§ **Exercise objective**
Count how many lines mention the word "this". Write that number alone.

►

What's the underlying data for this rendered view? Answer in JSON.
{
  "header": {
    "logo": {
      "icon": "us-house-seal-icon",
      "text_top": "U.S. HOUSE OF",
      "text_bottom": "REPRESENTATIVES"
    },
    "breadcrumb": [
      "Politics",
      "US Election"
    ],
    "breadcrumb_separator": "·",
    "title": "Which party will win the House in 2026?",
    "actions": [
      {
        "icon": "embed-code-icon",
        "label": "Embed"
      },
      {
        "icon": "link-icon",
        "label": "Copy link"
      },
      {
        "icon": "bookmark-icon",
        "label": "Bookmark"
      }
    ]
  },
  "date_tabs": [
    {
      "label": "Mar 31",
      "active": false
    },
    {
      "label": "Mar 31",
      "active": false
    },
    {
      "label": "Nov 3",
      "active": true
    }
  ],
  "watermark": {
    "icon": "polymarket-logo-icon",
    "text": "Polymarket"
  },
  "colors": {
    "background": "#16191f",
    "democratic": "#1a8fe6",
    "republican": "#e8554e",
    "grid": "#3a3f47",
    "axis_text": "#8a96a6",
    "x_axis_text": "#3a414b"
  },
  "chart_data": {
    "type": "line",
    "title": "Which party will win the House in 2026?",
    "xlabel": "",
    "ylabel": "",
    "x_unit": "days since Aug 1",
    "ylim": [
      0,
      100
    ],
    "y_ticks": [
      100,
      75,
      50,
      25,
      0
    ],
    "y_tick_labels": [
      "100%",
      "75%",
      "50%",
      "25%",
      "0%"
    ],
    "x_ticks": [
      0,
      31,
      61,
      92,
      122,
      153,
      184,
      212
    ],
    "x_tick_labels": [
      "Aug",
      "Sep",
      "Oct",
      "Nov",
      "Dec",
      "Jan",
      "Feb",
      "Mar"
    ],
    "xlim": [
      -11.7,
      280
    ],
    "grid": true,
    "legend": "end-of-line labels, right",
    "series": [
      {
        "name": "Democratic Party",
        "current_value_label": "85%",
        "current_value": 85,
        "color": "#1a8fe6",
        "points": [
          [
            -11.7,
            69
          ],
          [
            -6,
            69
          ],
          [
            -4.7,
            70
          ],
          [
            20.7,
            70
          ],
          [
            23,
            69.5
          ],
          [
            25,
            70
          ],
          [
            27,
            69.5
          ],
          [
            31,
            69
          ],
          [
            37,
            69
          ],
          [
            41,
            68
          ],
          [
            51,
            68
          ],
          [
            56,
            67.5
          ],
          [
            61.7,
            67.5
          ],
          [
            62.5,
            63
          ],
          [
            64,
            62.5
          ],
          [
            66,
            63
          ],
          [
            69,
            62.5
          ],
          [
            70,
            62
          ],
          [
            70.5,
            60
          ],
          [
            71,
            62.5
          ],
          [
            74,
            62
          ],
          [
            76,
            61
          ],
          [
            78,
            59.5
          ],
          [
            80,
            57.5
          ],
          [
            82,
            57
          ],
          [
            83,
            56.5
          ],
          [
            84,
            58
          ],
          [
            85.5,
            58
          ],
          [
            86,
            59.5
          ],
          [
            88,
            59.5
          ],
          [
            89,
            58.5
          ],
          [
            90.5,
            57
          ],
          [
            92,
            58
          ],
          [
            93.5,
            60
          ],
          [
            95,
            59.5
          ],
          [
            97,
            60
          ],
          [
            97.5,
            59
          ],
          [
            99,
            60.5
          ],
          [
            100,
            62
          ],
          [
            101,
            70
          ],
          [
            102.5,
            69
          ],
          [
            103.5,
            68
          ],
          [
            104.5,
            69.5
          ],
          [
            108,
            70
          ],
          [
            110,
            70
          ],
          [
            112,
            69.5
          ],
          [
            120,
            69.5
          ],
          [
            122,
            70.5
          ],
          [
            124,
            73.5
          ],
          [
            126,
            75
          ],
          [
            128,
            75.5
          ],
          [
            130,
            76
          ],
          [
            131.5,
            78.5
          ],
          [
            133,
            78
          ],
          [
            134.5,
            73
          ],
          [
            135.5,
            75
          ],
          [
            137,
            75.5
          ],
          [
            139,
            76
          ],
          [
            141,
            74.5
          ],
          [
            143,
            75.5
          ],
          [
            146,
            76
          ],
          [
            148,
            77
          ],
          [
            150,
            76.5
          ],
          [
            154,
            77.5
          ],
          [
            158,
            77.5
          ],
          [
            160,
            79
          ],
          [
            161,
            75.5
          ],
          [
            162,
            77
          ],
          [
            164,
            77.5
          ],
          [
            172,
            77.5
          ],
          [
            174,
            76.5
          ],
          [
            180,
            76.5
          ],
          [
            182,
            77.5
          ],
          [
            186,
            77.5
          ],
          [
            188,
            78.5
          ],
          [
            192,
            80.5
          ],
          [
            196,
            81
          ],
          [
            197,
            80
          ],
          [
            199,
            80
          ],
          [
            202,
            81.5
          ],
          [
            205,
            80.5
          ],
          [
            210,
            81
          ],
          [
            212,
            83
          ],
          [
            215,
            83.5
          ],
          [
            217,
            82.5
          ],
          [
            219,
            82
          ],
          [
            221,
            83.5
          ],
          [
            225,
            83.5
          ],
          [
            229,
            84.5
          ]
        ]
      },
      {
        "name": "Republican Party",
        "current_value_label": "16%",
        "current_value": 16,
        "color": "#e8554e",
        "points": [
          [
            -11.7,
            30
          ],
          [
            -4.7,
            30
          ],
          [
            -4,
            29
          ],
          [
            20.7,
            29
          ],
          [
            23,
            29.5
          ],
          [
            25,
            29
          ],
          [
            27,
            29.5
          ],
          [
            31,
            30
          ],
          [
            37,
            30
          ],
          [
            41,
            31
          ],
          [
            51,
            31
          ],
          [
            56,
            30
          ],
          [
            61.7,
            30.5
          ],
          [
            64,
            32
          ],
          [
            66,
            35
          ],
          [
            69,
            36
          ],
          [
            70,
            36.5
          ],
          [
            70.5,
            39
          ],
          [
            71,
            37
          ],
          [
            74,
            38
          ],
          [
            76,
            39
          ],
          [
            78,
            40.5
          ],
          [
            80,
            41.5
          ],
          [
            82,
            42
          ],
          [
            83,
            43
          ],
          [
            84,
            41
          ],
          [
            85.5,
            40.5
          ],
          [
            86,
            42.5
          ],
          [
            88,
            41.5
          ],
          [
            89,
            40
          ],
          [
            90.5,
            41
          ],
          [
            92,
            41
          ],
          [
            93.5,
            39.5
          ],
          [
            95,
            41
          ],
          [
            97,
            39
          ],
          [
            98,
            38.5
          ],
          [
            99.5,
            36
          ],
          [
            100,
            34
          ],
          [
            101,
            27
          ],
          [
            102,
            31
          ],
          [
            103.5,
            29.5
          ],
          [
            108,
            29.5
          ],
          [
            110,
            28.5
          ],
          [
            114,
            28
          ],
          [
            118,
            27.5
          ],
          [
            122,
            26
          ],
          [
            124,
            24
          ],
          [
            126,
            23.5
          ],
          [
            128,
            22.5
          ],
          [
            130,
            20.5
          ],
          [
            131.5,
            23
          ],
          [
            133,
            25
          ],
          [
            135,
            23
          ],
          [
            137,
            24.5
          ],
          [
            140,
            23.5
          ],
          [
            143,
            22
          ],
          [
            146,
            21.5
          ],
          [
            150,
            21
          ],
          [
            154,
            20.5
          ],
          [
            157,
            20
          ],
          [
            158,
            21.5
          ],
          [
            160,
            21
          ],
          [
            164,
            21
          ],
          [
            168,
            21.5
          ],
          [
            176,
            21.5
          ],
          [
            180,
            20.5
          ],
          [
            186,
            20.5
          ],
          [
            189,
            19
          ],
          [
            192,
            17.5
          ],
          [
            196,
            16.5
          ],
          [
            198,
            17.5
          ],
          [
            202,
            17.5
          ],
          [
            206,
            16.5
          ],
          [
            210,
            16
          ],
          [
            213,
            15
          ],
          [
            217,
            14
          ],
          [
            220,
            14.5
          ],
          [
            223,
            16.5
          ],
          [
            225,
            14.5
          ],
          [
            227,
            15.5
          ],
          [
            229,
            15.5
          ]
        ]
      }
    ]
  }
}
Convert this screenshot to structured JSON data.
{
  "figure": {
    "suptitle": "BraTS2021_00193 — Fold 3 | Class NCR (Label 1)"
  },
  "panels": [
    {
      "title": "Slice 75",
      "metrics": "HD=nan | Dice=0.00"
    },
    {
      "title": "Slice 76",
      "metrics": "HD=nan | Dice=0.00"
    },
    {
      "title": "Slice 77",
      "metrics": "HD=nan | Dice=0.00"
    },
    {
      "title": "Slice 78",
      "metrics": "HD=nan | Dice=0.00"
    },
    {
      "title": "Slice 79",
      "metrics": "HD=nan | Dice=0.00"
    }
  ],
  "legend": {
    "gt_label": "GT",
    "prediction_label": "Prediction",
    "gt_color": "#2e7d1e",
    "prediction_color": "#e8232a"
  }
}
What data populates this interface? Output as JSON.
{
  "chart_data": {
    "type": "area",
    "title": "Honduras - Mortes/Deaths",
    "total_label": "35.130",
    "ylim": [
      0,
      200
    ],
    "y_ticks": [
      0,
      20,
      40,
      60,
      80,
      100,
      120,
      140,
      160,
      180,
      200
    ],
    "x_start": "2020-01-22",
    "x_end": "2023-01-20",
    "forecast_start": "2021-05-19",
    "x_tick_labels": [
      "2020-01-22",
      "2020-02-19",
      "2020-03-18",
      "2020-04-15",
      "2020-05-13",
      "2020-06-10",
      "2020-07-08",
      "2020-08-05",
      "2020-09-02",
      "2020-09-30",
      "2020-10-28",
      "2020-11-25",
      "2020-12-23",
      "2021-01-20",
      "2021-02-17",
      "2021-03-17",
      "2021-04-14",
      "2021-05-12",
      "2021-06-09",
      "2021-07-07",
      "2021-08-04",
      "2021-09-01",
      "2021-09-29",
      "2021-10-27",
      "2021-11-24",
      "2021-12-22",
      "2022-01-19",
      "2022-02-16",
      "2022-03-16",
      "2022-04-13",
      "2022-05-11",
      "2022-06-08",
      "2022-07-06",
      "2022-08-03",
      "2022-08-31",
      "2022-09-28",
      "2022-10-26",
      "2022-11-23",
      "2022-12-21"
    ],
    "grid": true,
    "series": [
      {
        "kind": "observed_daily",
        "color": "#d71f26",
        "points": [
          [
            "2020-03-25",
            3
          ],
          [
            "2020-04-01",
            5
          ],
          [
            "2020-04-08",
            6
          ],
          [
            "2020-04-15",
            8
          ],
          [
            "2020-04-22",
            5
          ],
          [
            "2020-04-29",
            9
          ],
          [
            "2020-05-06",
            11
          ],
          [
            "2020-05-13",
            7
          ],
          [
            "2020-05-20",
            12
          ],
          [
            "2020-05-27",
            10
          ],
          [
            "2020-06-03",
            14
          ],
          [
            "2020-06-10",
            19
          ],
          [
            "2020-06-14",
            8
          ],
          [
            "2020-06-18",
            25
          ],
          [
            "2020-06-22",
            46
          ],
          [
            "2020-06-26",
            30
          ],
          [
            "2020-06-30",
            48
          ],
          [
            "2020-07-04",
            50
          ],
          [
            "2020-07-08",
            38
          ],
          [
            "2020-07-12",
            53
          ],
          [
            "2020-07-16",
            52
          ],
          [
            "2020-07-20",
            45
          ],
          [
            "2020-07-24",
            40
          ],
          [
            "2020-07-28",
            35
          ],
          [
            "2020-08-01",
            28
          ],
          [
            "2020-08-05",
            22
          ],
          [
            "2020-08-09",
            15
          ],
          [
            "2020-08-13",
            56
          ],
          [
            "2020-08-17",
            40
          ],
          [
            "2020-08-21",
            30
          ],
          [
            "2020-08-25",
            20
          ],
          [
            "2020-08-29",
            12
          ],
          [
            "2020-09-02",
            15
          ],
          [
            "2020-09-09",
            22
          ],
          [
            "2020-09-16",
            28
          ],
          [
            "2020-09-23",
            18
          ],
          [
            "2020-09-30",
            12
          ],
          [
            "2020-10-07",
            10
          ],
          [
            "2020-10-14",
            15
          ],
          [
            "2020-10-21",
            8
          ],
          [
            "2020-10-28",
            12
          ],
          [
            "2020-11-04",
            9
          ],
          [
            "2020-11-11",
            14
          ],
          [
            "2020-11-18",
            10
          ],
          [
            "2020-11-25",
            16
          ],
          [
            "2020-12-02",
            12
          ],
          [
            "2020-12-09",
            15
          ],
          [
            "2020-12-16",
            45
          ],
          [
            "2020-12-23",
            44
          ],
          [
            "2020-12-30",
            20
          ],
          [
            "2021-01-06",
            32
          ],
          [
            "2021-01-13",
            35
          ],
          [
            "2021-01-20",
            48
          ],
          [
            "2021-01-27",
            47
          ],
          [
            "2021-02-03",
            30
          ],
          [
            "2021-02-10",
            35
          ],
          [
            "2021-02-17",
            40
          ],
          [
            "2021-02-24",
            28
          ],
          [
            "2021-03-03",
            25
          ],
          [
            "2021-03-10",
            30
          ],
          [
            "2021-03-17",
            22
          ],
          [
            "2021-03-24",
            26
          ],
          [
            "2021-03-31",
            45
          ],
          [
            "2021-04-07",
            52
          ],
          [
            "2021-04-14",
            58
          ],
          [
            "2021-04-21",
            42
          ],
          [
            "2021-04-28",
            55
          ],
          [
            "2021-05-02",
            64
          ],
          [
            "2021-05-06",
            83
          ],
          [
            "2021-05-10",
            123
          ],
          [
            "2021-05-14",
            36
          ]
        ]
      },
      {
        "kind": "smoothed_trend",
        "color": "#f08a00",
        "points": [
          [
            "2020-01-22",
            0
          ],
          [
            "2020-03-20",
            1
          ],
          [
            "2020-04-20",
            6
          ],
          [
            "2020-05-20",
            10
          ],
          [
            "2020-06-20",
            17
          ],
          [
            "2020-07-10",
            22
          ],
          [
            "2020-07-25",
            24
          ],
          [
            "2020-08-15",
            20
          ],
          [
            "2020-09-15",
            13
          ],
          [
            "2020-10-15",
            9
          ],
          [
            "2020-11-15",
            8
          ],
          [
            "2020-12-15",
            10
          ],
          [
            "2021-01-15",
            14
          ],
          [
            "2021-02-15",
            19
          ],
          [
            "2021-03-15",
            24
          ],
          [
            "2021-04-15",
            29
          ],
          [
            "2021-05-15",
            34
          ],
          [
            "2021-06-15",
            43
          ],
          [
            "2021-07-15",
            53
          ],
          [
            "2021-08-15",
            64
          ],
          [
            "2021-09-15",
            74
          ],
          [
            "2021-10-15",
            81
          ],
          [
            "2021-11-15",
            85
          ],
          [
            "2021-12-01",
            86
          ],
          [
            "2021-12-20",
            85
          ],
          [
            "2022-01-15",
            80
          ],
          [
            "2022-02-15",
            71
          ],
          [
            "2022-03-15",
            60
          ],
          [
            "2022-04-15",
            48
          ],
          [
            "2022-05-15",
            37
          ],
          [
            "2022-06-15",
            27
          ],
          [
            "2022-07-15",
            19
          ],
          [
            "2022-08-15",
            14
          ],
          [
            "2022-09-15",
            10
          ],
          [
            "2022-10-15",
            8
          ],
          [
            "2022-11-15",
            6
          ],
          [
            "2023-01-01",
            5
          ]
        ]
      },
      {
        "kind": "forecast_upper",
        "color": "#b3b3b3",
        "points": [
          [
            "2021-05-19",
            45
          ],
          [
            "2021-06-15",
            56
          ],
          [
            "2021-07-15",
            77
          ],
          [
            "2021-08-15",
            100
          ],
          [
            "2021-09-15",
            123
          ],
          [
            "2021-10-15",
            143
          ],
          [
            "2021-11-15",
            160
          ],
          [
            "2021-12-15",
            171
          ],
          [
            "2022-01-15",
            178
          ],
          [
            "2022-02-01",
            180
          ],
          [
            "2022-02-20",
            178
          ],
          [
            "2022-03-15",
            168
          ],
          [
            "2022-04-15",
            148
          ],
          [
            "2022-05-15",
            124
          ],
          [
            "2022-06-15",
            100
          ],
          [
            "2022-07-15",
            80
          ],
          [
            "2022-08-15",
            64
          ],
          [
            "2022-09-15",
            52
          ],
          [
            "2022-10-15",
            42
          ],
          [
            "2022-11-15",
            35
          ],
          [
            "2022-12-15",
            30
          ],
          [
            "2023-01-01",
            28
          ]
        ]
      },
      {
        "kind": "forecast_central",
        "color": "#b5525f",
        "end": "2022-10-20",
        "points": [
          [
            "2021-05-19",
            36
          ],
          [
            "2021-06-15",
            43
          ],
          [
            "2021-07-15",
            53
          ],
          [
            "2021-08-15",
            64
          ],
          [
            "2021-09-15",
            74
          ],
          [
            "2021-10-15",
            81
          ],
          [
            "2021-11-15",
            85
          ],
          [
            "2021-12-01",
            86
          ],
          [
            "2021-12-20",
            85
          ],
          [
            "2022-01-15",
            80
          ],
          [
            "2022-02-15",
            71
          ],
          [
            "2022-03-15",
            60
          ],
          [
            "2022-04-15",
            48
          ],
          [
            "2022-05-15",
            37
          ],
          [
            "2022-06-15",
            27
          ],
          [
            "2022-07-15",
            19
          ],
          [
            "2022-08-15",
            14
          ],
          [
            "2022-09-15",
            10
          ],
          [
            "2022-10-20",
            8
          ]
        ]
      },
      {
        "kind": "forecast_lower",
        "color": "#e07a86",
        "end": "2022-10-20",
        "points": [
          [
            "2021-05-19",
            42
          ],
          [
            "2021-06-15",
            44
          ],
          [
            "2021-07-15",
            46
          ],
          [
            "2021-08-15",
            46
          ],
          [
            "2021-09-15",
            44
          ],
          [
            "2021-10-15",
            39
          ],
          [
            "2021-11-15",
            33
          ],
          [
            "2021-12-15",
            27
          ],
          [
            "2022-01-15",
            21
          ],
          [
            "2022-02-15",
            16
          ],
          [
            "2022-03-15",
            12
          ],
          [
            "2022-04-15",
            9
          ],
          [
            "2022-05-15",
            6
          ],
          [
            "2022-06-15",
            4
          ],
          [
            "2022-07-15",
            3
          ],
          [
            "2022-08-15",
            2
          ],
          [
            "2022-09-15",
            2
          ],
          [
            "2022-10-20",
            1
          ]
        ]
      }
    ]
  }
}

◄

§ **Solution**
3